═════ Data

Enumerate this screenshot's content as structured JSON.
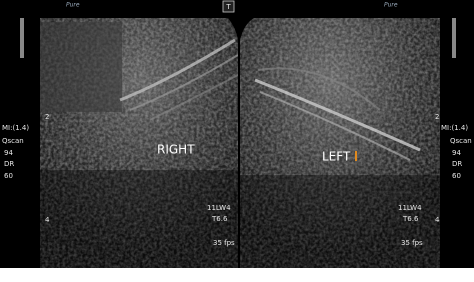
{
  "header": {
    "left_logo": "Pure",
    "right_logo": "Pure",
    "marker": "T"
  },
  "left_image": {
    "label": "RIGHT",
    "probe": "11LW4",
    "preset": "T6.6",
    "frame_rate": "35 fps"
  },
  "right_image": {
    "label": "LEFT",
    "probe": "11LW4",
    "preset": "T6.6",
    "frame_rate": "35 fps"
  },
  "left_sidebar": {
    "depth_marks": [
      "2",
      "4"
    ],
    "mi": "MI:(1.4)",
    "qscan_label": "Qscan",
    "qscan_value": "94",
    "dr_label": "DR",
    "dr_value": "60"
  },
  "right_sidebar": {
    "depth_marks": [
      "2",
      "4"
    ],
    "mi": "MI:(1.4)",
    "qscan_label": "Qscan",
    "qscan_value": "94",
    "dr_label": "DR",
    "dr_value": "60"
  }
}
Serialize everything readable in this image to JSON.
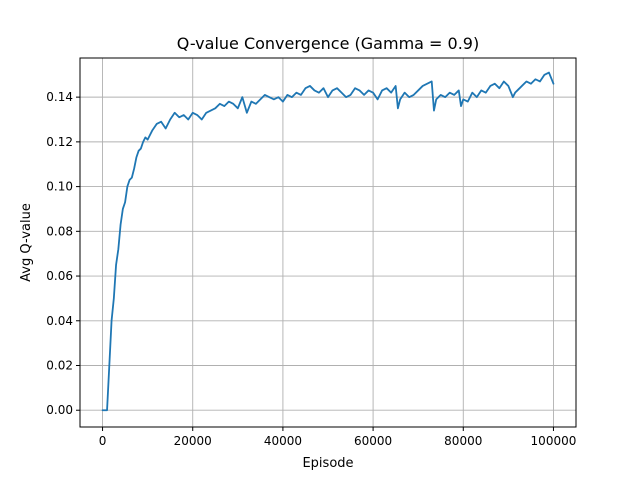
{
  "chart_data": {
    "type": "line",
    "title": "Q-value Convergence (Gamma = 0.9)",
    "xlabel": "Episode",
    "ylabel": "Avg Q-value",
    "xlim": [
      -5000,
      105000
    ],
    "ylim": [
      -0.0075,
      0.1575
    ],
    "xticks": [
      0,
      20000,
      40000,
      60000,
      80000,
      100000
    ],
    "xtick_labels": [
      "0",
      "20000",
      "40000",
      "60000",
      "80000",
      "100000"
    ],
    "yticks": [
      0.0,
      0.02,
      0.04,
      0.06,
      0.08,
      0.1,
      0.12,
      0.14
    ],
    "ytick_labels": [
      "0.00",
      "0.02",
      "0.04",
      "0.06",
      "0.08",
      "0.10",
      "0.12",
      "0.14"
    ],
    "grid": true,
    "series": [
      {
        "color": "#1f77b4",
        "x": [
          0,
          1000,
          1500,
          2000,
          2500,
          3000,
          3500,
          4000,
          4500,
          5000,
          5500,
          6000,
          6500,
          7000,
          7500,
          8000,
          8500,
          9000,
          9500,
          10000,
          11000,
          12000,
          13000,
          14000,
          15000,
          16000,
          17000,
          18000,
          19000,
          20000,
          21000,
          22000,
          23000,
          24000,
          25000,
          26000,
          27000,
          28000,
          29000,
          30000,
          31000,
          32000,
          33000,
          34000,
          35000,
          36000,
          37000,
          38000,
          39000,
          40000,
          41000,
          42000,
          43000,
          44000,
          45000,
          46000,
          47000,
          48000,
          49000,
          50000,
          51000,
          52000,
          53000,
          54000,
          55000,
          56000,
          57000,
          58000,
          59000,
          60000,
          61000,
          62000,
          63000,
          64000,
          65000,
          65500,
          66000,
          67000,
          68000,
          69000,
          70000,
          71000,
          72000,
          73000,
          73500,
          74000,
          75000,
          76000,
          77000,
          78000,
          79000,
          79500,
          80000,
          81000,
          82000,
          83000,
          84000,
          85000,
          86000,
          87000,
          88000,
          89000,
          90000,
          91000,
          91500,
          92000,
          93000,
          94000,
          95000,
          96000,
          97000,
          98000,
          99000,
          100000
        ],
        "y": [
          0.0,
          0.0,
          0.02,
          0.04,
          0.05,
          0.065,
          0.072,
          0.083,
          0.09,
          0.093,
          0.1,
          0.103,
          0.104,
          0.108,
          0.113,
          0.116,
          0.117,
          0.12,
          0.122,
          0.121,
          0.125,
          0.128,
          0.129,
          0.126,
          0.13,
          0.133,
          0.131,
          0.132,
          0.13,
          0.133,
          0.132,
          0.13,
          0.133,
          0.134,
          0.135,
          0.137,
          0.136,
          0.138,
          0.137,
          0.135,
          0.14,
          0.133,
          0.138,
          0.137,
          0.139,
          0.141,
          0.14,
          0.139,
          0.14,
          0.138,
          0.141,
          0.14,
          0.142,
          0.141,
          0.144,
          0.145,
          0.143,
          0.142,
          0.144,
          0.14,
          0.143,
          0.144,
          0.142,
          0.14,
          0.141,
          0.144,
          0.143,
          0.141,
          0.143,
          0.142,
          0.139,
          0.143,
          0.144,
          0.142,
          0.145,
          0.135,
          0.139,
          0.142,
          0.14,
          0.141,
          0.143,
          0.145,
          0.146,
          0.147,
          0.134,
          0.139,
          0.141,
          0.14,
          0.142,
          0.141,
          0.143,
          0.136,
          0.139,
          0.138,
          0.142,
          0.14,
          0.143,
          0.142,
          0.145,
          0.146,
          0.144,
          0.147,
          0.145,
          0.14,
          0.142,
          0.143,
          0.145,
          0.147,
          0.146,
          0.148,
          0.147,
          0.15,
          0.151,
          0.146
        ]
      }
    ]
  }
}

══════════

◆ **Written request**: Quote every line word for word and keep the images out of the copy.

◆ **Solution for this task**:
Enumerate this screenshot's content as structured JSON.
{
  "header": {
    "left_logo": "Pure",
    "right_logo": "Pure",
    "marker": "T"
  },
  "left_image": {
    "label": "RIGHT",
    "probe": "11LW4",
    "preset": "T6.6",
    "frame_rate": "35 fps"
  },
  "right_image": {
    "label": "LEFT",
    "probe": "11LW4",
    "preset": "T6.6",
    "frame_rate": "35 fps"
  },
  "left_sidebar": {
    "depth_marks": [
      "2",
      "4"
    ],
    "mi": "MI:(1.4)",
    "qscan_label": "Qscan",
    "qscan_value": "94",
    "dr_label": "DR",
    "dr_value": "60"
  },
  "right_sidebar": {
    "depth_marks": [
      "2",
      "4"
    ],
    "mi": "MI:(1.4)",
    "qscan_label": "Qscan",
    "qscan_value": "94",
    "dr_label": "DR",
    "dr_value": "60"
  }
}
Serialize everything readable in this image to JSON.
{
  "chart_data": {
    "type": "line",
    "title": "Q-value Convergence (Gamma = 0.9)",
    "xlabel": "Episode",
    "ylabel": "Avg Q-value",
    "xlim": [
      -5000,
      105000
    ],
    "ylim": [
      -0.0075,
      0.1575
    ],
    "xticks": [
      0,
      20000,
      40000,
      60000,
      80000,
      100000
    ],
    "xtick_labels": [
      "0",
      "20000",
      "40000",
      "60000",
      "80000",
      "100000"
    ],
    "yticks": [
      0.0,
      0.02,
      0.04,
      0.06,
      0.08,
      0.1,
      0.12,
      0.14
    ],
    "ytick_labels": [
      "0.00",
      "0.02",
      "0.04",
      "0.06",
      "0.08",
      "0.10",
      "0.12",
      "0.14"
    ],
    "grid": true,
    "series": [
      {
        "color": "#1f77b4",
        "x": [
          0,
          1000,
          1500,
          2000,
          2500,
          3000,
          3500,
          4000,
          4500,
          5000,
          5500,
          6000,
          6500,
          7000,
          7500,
          8000,
          8500,
          9000,
          9500,
          10000,
          11000,
          12000,
          13000,
          14000,
          15000,
          16000,
          17000,
          18000,
          19000,
          20000,
          21000,
          22000,
          23000,
          24000,
          25000,
          26000,
          27000,
          28000,
          29000,
          30000,
          31000,
          32000,
          33000,
          34000,
          35000,
          36000,
          37000,
          38000,
          39000,
          40000,
          41000,
          42000,
          43000,
          44000,
          45000,
          46000,
          47000,
          48000,
          49000,
          50000,
          51000,
          52000,
          53000,
          54000,
          55000,
          56000,
          57000,
          58000,
          59000,
          60000,
          61000,
          62000,
          63000,
          64000,
          65000,
          65500,
          66000,
          67000,
          68000,
          69000,
          70000,
          71000,
          72000,
          73000,
          73500,
          74000,
          75000,
          76000,
          77000,
          78000,
          79000,
          79500,
          80000,
          81000,
          82000,
          83000,
          84000,
          85000,
          86000,
          87000,
          88000,
          89000,
          90000,
          91000,
          91500,
          92000,
          93000,
          94000,
          95000,
          96000,
          97000,
          98000,
          99000,
          100000
        ],
        "y": [
          0.0,
          0.0,
          0.02,
          0.04,
          0.05,
          0.065,
          0.072,
          0.083,
          0.09,
          0.093,
          0.1,
          0.103,
          0.104,
          0.108,
          0.113,
          0.116,
          0.117,
          0.12,
          0.122,
          0.121,
          0.125,
          0.128,
          0.129,
          0.126,
          0.13,
          0.133,
          0.131,
          0.132,
          0.13,
          0.133,
          0.132,
          0.13,
          0.133,
          0.134,
          0.135,
          0.137,
          0.136,
          0.138,
          0.137,
          0.135,
          0.14,
          0.133,
          0.138,
          0.137,
          0.139,
          0.141,
          0.14,
          0.139,
          0.14,
          0.138,
          0.141,
          0.14,
          0.142,
          0.141,
          0.144,
          0.145,
          0.143,
          0.142,
          0.144,
          0.14,
          0.143,
          0.144,
          0.142,
          0.14,
          0.141,
          0.144,
          0.143,
          0.141,
          0.143,
          0.142,
          0.139,
          0.143,
          0.144,
          0.142,
          0.145,
          0.135,
          0.139,
          0.142,
          0.14,
          0.141,
          0.143,
          0.145,
          0.146,
          0.147,
          0.134,
          0.139,
          0.141,
          0.14,
          0.142,
          0.141,
          0.143,
          0.136,
          0.139,
          0.138,
          0.142,
          0.14,
          0.143,
          0.142,
          0.145,
          0.146,
          0.144,
          0.147,
          0.145,
          0.14,
          0.142,
          0.143,
          0.145,
          0.147,
          0.146,
          0.148,
          0.147,
          0.15,
          0.151,
          0.146
        ]
      }
    ]
  }
}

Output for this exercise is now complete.